<<<<
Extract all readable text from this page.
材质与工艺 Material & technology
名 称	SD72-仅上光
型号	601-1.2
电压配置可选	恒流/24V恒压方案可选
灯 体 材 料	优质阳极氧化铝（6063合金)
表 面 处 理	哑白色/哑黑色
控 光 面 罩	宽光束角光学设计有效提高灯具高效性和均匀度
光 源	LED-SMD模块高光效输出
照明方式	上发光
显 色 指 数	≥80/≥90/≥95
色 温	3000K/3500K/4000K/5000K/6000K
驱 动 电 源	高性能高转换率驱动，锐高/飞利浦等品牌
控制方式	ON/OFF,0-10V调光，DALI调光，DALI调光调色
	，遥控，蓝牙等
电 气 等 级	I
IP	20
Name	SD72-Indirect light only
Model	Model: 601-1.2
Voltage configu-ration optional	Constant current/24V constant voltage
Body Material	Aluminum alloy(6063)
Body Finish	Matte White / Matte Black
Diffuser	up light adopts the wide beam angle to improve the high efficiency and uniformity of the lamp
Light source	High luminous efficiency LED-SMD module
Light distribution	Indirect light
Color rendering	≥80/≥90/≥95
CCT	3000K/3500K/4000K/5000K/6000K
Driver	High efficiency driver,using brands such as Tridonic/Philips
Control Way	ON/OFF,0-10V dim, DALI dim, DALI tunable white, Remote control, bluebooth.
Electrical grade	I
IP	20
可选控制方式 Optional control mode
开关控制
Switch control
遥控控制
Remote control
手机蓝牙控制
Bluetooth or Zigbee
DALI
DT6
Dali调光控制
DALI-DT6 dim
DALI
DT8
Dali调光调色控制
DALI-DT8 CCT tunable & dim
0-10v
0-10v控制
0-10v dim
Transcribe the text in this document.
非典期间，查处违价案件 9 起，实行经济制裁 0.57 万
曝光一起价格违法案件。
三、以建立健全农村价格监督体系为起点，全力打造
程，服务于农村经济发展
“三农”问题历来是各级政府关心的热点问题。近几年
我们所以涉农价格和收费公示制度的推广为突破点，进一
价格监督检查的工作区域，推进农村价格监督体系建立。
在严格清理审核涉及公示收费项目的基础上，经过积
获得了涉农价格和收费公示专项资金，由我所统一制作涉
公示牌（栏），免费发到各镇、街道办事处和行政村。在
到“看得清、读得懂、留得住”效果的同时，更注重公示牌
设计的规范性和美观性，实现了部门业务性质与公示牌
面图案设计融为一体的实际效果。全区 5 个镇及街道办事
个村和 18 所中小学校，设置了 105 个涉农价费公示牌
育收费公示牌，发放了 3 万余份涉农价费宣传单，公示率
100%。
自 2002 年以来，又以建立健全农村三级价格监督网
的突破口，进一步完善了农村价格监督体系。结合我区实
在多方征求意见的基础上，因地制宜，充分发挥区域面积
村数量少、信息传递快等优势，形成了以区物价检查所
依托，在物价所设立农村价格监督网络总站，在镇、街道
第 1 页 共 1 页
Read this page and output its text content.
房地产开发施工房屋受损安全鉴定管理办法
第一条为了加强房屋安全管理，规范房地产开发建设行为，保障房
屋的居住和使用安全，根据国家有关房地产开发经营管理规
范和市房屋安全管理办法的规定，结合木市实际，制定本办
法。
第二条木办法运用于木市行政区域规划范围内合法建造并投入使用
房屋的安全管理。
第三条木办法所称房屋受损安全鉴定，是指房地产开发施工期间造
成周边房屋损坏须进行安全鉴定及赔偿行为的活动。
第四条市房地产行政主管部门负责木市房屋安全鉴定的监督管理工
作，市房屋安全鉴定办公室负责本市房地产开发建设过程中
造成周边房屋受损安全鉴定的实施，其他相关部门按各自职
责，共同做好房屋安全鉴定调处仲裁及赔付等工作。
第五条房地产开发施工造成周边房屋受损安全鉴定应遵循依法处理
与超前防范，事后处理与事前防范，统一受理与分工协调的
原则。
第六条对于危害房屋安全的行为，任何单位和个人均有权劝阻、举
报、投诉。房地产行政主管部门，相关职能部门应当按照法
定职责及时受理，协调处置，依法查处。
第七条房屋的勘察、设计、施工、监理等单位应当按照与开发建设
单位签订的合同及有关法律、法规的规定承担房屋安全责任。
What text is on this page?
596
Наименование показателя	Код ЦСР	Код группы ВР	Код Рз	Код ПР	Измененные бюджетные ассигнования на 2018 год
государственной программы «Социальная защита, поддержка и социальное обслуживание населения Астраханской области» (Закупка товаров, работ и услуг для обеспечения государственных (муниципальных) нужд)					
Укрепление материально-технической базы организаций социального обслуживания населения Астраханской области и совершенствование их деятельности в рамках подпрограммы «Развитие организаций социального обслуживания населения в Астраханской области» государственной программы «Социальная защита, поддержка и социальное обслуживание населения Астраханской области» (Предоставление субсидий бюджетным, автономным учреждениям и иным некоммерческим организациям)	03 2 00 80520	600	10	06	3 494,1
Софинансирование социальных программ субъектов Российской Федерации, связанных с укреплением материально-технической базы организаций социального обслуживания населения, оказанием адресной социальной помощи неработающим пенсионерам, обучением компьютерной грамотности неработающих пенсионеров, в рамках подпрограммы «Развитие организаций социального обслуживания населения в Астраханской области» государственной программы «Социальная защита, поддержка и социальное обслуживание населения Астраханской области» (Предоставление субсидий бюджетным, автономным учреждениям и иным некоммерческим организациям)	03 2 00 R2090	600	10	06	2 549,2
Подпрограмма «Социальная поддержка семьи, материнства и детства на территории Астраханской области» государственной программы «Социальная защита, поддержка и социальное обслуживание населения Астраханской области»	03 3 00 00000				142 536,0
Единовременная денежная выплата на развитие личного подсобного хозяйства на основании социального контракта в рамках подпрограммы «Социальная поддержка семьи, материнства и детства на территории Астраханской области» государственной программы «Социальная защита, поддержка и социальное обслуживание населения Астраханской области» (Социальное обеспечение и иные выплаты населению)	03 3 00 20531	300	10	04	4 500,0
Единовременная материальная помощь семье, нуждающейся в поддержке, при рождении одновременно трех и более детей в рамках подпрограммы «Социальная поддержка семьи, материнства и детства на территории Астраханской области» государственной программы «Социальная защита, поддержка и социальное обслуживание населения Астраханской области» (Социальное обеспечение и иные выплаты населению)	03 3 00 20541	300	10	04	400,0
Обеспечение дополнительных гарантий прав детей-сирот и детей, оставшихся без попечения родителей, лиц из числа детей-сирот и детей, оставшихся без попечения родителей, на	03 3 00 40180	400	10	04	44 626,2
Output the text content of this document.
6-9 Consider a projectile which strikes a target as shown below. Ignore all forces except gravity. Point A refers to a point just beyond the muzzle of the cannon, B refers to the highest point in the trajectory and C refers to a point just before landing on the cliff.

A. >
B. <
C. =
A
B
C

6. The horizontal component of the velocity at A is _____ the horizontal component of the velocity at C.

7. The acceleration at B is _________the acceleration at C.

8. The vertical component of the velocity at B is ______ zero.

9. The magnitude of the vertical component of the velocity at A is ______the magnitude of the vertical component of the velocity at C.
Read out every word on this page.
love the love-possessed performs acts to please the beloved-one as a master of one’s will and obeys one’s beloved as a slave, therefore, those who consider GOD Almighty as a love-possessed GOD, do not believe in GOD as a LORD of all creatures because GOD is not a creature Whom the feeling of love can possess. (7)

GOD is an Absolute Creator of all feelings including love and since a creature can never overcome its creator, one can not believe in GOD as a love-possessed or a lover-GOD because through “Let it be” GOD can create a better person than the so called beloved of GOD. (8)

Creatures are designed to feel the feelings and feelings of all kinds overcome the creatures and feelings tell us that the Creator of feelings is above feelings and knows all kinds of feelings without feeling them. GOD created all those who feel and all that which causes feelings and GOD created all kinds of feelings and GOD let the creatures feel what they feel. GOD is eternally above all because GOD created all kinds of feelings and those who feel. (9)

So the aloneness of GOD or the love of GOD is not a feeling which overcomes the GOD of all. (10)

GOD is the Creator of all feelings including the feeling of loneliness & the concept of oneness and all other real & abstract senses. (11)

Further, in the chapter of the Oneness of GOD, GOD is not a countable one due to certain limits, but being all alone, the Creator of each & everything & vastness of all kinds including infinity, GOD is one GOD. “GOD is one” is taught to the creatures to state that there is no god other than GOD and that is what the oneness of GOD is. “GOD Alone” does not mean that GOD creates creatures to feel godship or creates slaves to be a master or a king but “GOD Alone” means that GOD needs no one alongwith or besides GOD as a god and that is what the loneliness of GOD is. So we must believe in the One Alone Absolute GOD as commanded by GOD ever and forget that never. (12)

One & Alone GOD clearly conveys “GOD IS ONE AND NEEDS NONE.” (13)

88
>>>>
### WORK TO DO
Say how many lines have the string "this" in them, offering no words beyond the number.

### FINISHED ANSWER
6